Dataset rows:
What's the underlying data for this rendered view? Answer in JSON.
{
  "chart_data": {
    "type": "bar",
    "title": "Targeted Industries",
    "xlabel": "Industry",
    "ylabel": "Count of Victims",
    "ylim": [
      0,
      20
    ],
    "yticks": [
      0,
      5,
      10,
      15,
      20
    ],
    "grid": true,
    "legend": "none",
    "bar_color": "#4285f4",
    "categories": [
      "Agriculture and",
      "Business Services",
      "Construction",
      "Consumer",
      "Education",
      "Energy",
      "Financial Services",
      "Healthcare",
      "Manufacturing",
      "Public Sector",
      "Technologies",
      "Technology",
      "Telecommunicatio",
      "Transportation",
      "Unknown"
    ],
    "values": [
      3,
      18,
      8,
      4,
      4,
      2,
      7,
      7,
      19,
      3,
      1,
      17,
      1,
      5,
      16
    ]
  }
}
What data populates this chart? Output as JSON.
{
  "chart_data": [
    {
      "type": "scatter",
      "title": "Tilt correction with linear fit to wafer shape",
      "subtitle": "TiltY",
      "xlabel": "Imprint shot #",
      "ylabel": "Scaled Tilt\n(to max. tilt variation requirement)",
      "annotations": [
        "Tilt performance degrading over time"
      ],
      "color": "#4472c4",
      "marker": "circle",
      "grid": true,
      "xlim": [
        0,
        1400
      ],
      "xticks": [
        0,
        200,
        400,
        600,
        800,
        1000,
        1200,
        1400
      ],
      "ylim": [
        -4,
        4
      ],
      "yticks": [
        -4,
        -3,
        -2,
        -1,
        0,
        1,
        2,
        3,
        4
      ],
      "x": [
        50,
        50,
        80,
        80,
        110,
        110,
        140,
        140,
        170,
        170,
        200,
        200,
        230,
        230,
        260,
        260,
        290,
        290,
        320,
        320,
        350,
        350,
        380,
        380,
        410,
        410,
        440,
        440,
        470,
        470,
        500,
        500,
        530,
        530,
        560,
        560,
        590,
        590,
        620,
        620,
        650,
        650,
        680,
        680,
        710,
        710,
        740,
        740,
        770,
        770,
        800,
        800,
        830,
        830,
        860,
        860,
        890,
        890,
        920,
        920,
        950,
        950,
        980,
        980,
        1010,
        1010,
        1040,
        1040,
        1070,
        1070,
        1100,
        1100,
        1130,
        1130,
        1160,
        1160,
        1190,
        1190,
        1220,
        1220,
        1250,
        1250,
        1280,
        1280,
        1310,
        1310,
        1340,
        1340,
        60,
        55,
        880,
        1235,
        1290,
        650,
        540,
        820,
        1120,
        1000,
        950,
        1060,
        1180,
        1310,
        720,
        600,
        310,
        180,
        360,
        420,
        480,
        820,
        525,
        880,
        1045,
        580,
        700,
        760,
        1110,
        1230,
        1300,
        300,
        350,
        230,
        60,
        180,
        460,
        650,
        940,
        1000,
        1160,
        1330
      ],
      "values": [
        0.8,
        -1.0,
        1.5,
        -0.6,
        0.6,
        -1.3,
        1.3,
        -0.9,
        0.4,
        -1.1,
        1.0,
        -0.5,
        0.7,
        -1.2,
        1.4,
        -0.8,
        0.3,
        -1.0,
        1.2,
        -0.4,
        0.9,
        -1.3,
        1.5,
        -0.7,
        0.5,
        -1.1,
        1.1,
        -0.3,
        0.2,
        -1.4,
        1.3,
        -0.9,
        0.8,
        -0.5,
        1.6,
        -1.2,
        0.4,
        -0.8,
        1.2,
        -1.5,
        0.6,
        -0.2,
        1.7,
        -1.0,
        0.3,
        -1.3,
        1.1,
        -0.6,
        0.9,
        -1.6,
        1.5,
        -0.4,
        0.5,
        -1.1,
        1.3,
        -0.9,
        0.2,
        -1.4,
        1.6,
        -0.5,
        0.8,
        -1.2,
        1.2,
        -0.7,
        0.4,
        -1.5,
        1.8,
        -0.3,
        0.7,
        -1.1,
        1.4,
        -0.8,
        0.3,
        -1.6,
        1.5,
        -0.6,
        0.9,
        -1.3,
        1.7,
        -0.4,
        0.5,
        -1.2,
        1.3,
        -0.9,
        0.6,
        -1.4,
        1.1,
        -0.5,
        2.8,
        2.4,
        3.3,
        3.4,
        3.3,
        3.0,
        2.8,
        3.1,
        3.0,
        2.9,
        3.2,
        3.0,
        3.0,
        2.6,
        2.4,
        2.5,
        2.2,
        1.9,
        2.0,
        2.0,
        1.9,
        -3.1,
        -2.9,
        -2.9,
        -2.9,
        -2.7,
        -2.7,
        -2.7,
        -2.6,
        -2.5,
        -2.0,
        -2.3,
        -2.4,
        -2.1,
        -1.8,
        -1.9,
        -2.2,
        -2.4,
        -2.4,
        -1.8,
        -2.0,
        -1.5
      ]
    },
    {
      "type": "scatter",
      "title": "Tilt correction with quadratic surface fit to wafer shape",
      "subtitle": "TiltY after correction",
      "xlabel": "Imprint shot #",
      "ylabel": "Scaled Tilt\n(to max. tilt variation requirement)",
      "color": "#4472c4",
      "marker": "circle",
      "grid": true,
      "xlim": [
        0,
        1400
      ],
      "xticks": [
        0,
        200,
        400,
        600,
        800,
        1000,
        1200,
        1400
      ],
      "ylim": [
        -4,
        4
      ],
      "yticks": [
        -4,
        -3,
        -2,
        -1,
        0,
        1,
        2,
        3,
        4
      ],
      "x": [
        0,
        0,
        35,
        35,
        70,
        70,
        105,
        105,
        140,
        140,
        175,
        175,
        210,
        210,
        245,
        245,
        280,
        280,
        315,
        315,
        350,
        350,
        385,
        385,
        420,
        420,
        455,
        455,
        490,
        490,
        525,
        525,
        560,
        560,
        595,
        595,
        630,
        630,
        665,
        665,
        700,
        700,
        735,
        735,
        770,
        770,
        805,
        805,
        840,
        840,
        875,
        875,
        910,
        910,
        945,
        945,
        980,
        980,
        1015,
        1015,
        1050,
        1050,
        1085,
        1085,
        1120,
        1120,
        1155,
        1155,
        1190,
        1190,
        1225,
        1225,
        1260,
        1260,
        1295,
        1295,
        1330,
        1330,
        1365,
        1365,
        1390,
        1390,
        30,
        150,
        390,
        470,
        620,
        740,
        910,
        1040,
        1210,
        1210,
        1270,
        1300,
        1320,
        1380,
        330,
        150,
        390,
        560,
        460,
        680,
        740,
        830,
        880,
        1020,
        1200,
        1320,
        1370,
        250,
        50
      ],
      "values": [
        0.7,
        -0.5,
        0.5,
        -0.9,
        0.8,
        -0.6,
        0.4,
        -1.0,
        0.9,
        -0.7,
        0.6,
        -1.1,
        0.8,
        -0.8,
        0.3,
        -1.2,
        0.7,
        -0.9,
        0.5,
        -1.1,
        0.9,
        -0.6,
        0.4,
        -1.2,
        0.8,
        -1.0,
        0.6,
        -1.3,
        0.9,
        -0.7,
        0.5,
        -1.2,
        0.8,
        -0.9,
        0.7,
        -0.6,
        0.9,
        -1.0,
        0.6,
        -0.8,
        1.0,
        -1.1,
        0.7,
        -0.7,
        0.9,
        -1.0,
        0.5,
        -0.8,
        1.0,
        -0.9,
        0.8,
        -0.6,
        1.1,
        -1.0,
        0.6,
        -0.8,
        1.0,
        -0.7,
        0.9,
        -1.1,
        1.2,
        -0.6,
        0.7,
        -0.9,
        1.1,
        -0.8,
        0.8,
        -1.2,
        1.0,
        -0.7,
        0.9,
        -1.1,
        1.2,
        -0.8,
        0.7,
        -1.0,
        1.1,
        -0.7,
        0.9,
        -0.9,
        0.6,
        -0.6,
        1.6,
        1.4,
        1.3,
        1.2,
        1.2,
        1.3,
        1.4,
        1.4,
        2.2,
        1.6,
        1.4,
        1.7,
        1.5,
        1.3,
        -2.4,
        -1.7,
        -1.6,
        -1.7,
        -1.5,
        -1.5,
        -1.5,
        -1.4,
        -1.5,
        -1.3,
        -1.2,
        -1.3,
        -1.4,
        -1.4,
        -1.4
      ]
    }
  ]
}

GIVEN INSTRUCTION:
Copy each line above where the string "subtitle" occurs.

FINAL RESULT:
      "subtitle": "TiltY",
      "subtitle": "TiltY after correction",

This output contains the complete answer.